» **Given problem**: Say how many lines include the word "ايجابي", using only a number.

**** Dataset entries ****

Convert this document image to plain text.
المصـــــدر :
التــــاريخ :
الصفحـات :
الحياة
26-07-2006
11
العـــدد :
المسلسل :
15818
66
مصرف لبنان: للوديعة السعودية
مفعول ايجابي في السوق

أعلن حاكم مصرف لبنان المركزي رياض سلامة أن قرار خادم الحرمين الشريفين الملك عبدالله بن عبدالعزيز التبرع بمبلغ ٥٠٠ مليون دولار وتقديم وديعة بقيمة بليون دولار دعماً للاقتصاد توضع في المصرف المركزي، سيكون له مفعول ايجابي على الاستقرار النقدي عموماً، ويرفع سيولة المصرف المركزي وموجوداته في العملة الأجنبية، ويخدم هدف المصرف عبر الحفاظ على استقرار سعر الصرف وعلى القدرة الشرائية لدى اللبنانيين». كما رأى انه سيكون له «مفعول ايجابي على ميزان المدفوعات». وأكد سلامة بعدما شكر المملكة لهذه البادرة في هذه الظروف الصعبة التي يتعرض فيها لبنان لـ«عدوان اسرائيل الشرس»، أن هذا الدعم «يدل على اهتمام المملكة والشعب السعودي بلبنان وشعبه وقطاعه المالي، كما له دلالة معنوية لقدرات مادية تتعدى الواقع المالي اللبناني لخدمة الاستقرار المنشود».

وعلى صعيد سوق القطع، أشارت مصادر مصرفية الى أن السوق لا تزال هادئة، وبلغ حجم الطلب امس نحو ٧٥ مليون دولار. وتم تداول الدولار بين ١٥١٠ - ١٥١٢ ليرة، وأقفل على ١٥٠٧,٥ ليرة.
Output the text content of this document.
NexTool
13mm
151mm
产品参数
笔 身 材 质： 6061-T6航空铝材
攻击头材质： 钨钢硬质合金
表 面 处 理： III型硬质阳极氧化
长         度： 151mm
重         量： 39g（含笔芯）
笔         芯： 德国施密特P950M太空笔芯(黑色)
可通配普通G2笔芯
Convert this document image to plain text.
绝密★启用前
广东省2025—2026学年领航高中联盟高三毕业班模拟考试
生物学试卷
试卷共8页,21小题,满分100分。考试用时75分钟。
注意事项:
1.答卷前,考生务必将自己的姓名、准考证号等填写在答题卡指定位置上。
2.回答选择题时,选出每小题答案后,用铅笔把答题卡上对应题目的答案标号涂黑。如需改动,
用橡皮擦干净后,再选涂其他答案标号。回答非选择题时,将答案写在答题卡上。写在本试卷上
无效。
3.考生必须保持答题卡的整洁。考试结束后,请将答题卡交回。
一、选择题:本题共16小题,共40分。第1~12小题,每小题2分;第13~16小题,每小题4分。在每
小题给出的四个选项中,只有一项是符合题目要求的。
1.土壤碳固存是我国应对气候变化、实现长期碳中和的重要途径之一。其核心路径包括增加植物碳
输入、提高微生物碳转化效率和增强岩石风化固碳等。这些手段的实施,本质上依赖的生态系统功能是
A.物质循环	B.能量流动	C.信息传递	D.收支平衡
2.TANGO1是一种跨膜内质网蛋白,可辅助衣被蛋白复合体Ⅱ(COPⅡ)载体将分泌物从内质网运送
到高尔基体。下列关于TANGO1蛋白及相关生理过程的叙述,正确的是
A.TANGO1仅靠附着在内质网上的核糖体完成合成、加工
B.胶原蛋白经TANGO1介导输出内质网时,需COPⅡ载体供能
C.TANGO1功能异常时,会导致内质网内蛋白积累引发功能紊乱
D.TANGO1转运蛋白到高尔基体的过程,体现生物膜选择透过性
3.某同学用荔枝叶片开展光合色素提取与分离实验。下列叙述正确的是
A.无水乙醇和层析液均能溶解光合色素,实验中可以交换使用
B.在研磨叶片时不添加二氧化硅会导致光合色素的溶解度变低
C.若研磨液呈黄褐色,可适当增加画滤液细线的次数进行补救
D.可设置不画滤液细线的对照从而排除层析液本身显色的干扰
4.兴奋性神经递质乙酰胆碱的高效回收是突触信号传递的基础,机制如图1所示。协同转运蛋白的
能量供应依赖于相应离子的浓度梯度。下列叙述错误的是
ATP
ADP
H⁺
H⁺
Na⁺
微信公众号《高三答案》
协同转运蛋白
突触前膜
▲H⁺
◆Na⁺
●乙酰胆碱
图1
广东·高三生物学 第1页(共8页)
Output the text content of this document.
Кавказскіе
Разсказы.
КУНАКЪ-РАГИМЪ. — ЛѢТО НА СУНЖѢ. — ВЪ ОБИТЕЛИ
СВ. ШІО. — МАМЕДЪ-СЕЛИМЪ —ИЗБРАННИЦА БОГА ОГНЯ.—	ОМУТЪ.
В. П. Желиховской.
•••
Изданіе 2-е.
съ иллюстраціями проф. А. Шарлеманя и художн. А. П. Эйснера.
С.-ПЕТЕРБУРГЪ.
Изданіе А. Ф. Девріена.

****

» **Response to the task**: 2